=== RECORD EXTRACTS ===

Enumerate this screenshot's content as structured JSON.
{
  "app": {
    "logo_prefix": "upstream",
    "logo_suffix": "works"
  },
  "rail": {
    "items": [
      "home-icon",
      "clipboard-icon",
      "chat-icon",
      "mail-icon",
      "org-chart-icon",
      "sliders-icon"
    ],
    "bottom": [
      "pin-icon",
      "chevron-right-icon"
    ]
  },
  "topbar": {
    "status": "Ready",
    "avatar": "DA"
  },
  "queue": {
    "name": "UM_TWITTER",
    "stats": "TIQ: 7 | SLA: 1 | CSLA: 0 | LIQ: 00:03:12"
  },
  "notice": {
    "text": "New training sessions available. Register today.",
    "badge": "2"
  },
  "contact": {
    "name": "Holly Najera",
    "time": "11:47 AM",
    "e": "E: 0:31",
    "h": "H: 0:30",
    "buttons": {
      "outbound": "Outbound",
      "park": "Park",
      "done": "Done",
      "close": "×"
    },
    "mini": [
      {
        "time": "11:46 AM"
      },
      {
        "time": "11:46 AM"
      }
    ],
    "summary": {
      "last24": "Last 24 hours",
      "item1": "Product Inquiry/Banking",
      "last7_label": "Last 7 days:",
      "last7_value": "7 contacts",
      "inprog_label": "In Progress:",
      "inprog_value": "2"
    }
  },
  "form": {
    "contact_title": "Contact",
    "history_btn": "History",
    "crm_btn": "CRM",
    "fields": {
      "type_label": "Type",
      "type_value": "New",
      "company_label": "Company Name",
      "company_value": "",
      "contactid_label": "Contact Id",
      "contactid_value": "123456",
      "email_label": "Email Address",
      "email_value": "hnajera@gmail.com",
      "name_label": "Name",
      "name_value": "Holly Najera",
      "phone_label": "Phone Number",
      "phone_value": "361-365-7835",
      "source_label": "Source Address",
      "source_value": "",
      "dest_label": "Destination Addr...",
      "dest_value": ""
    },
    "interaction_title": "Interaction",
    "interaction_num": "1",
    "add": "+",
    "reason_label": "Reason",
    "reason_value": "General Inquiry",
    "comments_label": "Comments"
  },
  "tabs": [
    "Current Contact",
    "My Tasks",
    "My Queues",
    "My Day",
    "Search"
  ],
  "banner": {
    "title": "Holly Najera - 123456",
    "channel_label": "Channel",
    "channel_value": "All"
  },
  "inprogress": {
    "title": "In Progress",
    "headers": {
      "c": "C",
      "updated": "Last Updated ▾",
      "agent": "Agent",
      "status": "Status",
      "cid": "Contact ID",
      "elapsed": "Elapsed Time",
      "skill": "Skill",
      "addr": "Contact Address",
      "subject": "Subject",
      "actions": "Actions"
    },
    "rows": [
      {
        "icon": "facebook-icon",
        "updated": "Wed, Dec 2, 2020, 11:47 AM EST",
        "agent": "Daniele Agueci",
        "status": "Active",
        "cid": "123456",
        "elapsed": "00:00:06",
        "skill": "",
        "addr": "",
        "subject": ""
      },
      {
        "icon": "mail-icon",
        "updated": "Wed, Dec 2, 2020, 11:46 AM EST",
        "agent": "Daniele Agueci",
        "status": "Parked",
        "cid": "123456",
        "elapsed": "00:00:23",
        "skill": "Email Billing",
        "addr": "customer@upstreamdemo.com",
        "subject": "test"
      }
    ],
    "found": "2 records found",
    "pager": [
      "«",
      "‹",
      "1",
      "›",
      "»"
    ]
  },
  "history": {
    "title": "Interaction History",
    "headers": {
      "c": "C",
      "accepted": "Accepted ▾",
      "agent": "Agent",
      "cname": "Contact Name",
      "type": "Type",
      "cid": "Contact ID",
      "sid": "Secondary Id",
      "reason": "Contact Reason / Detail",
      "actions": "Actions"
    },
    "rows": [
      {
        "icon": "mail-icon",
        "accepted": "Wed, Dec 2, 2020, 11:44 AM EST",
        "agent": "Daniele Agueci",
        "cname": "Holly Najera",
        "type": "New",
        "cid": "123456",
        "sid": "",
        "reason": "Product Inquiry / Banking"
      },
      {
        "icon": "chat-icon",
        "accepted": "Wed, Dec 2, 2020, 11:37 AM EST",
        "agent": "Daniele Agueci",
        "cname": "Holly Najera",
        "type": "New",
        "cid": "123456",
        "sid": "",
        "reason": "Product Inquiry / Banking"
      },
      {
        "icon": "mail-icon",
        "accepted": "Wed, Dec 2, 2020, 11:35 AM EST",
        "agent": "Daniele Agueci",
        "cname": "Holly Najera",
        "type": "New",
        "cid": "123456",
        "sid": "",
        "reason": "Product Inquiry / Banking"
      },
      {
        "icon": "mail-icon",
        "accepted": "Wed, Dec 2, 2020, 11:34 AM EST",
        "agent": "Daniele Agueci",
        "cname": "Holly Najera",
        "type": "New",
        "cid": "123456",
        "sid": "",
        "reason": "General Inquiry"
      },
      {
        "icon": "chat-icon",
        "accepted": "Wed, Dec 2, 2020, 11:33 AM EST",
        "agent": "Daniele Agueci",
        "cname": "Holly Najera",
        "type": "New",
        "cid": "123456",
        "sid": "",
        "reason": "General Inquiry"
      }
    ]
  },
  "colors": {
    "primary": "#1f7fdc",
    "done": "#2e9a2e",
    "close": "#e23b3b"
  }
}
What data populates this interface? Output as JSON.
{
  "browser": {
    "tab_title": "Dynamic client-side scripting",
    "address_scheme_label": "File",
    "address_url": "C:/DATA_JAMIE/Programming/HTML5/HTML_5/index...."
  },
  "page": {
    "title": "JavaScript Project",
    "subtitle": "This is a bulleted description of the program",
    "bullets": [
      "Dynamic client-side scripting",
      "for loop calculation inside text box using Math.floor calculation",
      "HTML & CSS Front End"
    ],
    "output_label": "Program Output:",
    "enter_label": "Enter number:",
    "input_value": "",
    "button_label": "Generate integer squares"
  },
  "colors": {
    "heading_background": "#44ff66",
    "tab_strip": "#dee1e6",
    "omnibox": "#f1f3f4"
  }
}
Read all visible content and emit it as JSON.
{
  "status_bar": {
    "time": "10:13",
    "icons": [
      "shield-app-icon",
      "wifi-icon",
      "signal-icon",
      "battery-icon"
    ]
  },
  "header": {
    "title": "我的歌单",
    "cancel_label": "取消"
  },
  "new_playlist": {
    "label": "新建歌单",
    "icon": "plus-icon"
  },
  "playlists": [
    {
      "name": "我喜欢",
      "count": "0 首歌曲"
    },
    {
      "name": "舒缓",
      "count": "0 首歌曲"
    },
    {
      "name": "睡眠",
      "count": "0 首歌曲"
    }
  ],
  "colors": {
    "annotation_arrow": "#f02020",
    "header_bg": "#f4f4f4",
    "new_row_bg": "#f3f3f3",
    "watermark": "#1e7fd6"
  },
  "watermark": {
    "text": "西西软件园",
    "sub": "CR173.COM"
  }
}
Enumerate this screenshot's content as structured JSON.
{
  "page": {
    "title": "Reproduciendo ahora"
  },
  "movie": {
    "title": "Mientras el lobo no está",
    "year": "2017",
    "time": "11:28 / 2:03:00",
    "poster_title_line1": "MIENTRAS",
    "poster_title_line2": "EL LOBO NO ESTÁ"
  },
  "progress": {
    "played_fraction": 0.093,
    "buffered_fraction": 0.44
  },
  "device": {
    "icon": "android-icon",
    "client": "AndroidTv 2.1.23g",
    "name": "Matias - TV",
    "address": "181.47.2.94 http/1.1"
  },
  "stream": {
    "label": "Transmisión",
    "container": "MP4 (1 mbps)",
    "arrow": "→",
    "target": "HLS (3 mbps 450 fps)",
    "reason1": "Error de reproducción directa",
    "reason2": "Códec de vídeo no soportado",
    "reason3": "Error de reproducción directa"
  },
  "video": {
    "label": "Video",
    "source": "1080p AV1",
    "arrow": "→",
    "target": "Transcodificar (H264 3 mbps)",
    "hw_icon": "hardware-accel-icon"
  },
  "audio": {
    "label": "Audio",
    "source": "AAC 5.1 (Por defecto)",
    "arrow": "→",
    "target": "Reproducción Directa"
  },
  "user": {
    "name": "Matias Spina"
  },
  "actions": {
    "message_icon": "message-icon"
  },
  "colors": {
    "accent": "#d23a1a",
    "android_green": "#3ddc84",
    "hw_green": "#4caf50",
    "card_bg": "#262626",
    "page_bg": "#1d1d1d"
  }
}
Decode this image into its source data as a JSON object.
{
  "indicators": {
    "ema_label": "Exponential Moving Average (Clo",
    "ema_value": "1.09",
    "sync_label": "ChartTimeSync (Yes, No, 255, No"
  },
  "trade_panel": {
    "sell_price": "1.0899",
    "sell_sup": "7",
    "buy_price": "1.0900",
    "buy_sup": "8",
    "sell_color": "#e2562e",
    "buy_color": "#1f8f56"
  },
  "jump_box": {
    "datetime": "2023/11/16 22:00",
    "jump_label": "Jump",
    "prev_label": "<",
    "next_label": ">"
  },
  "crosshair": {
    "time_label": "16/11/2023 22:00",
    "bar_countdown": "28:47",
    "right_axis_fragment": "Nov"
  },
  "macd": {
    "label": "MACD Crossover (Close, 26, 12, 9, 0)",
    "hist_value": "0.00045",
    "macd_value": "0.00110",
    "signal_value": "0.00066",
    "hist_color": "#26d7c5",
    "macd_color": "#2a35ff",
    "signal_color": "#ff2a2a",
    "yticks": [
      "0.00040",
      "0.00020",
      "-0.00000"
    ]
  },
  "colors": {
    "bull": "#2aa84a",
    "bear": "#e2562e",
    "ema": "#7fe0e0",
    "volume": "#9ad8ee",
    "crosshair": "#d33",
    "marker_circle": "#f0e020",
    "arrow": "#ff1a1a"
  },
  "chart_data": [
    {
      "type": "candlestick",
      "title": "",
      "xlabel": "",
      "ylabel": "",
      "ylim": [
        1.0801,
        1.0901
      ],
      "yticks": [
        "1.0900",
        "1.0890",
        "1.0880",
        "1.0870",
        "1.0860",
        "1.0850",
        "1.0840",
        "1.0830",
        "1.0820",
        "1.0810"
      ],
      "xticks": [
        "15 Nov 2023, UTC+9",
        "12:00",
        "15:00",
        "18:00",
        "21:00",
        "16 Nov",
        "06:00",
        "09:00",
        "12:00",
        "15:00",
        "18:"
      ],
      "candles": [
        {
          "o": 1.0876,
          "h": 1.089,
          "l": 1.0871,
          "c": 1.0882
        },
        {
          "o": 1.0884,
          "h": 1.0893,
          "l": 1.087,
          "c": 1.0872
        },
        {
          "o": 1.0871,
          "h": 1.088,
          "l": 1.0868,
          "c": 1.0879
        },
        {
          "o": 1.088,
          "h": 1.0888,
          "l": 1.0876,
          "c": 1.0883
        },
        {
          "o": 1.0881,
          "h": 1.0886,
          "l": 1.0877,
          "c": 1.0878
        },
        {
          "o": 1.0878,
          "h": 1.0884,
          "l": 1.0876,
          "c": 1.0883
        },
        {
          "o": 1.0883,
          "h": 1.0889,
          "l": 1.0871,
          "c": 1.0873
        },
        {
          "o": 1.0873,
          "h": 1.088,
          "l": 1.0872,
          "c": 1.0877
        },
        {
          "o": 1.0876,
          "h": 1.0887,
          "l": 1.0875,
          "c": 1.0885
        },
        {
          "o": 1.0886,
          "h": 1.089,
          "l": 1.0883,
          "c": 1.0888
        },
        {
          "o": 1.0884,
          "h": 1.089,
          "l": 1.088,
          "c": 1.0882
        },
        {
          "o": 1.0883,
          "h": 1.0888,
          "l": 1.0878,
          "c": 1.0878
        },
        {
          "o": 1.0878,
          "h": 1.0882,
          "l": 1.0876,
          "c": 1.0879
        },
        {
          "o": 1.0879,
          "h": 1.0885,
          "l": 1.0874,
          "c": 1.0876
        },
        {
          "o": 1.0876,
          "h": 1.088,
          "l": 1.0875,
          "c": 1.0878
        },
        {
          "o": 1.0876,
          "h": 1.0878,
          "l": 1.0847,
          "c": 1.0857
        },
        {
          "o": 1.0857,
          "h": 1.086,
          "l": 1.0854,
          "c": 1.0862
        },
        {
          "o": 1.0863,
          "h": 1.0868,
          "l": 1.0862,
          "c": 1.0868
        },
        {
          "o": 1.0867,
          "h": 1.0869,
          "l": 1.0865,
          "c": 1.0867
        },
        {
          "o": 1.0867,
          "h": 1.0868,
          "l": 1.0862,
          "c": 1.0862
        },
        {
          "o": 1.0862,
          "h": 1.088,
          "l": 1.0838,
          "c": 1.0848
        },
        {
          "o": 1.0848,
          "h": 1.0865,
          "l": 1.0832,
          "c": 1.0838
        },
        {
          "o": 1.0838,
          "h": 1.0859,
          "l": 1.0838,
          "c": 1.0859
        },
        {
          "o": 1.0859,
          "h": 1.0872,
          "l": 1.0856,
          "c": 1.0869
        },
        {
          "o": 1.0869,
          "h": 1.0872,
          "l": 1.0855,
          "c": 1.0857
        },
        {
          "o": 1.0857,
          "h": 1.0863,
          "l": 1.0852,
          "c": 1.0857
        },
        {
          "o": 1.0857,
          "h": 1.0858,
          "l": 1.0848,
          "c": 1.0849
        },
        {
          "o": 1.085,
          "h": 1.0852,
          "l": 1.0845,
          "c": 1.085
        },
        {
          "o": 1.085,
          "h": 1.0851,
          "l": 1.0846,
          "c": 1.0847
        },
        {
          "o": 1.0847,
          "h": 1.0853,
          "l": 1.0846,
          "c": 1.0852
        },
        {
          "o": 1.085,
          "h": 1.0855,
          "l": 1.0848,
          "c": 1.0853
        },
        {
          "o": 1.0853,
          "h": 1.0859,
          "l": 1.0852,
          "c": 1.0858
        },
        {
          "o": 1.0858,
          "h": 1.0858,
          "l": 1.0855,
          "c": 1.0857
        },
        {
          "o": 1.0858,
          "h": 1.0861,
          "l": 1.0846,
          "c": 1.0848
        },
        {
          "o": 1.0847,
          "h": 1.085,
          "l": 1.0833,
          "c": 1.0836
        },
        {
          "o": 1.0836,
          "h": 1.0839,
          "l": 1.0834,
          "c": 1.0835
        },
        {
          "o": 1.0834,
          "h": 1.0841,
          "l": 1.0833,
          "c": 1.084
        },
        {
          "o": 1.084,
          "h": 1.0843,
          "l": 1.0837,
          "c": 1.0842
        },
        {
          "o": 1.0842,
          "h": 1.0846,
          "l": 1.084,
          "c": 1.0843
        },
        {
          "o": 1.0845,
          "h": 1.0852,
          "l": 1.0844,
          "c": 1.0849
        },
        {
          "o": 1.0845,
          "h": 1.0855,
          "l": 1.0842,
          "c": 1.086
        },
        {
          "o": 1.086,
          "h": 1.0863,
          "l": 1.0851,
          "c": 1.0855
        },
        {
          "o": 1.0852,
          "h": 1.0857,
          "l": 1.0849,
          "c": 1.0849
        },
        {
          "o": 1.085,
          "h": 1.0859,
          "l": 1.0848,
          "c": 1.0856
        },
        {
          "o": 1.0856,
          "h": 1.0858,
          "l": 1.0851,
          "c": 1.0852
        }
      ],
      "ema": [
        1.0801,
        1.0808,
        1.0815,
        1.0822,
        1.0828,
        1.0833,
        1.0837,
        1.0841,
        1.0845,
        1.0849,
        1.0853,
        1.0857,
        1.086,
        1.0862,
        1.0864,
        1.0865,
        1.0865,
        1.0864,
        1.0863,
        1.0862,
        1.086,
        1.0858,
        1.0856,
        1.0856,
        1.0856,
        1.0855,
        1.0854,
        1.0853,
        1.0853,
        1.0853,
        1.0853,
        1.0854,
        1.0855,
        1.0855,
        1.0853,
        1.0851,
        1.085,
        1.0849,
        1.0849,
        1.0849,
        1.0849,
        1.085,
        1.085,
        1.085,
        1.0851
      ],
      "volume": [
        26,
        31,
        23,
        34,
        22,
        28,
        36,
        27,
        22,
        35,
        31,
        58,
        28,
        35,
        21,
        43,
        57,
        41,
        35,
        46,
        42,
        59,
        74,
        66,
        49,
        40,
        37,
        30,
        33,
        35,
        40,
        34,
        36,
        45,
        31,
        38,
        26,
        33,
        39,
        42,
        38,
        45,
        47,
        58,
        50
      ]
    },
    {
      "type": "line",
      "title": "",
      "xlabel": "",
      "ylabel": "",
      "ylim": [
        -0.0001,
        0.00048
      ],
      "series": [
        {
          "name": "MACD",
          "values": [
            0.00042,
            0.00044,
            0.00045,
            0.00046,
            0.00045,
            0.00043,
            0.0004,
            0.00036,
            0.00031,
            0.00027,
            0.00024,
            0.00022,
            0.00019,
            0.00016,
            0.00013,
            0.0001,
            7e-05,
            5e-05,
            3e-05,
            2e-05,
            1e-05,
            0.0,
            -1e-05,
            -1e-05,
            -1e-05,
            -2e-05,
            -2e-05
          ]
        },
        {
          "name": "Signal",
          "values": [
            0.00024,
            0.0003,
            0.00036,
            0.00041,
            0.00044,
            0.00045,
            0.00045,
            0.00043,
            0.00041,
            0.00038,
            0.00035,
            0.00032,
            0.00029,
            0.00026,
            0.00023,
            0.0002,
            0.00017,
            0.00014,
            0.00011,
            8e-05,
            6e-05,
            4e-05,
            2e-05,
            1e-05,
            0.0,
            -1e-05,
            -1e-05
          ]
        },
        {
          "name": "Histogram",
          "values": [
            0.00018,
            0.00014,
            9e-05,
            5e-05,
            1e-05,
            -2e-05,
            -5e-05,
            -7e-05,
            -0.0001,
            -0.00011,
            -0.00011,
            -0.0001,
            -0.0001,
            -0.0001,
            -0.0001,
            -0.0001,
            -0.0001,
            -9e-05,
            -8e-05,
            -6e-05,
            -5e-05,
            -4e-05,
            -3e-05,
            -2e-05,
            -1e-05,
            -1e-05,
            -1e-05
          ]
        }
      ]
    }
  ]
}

===

▶ _GIVEN REQUEST_:
Within the data above, count the lines that contain the string "elapsed"; the reply is the number alone.

▶ _THE RESPONSE_:
3